## Problem statement
Find every line in the records below that holds the word "Meals", and copy each one.

--------

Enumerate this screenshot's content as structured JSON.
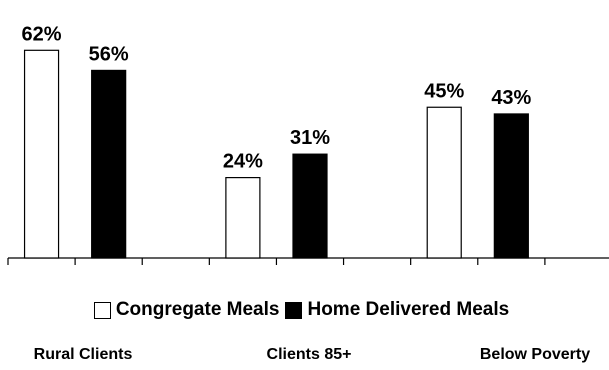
{
  "chart_data": {
    "type": "bar",
    "categories": [
      "Rural Clients",
      "Clients 85+",
      "Below Poverty"
    ],
    "series": [
      {
        "name": "Congregate Meals",
        "values": [
          62,
          24,
          45
        ],
        "value_labels": [
          "62%",
          "24%",
          "45%"
        ],
        "color": "#ffffff"
      },
      {
        "name": "Home Delivered Meals",
        "values": [
          56,
          31,
          43
        ],
        "value_labels": [
          "56%",
          "31%",
          "43%"
        ],
        "color": "#000000"
      }
    ],
    "ylim": [
      0,
      100
    ],
    "grid": false,
    "legend_position": "bottom"
  }
}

--------

## The solution
        "name": "Congregate Meals",
        "name": "Home Delivered Meals",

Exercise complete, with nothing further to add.